**Data extract**
● ● ● ● ● ● ●

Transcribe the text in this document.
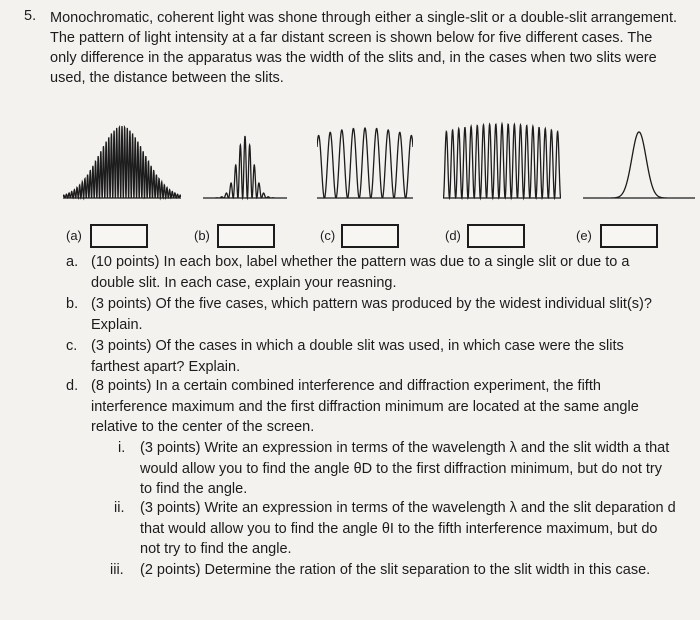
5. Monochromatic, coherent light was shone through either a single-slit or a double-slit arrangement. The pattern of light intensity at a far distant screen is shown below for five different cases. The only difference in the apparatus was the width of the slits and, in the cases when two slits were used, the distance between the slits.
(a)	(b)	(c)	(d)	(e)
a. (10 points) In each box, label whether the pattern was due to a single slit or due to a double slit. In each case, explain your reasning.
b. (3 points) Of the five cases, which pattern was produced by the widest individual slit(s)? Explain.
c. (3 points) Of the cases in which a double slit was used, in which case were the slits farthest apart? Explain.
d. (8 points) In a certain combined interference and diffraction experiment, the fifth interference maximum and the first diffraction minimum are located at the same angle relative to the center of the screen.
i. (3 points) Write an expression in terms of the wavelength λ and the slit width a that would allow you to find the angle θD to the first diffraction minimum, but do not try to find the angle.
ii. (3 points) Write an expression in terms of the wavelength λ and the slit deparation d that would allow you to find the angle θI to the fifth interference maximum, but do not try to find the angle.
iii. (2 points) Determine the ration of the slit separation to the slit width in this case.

● ● ● ● ● ● ●

**What is being asked**
Return only the count of lines in the records that hold the word "which".

**Response to this task**
2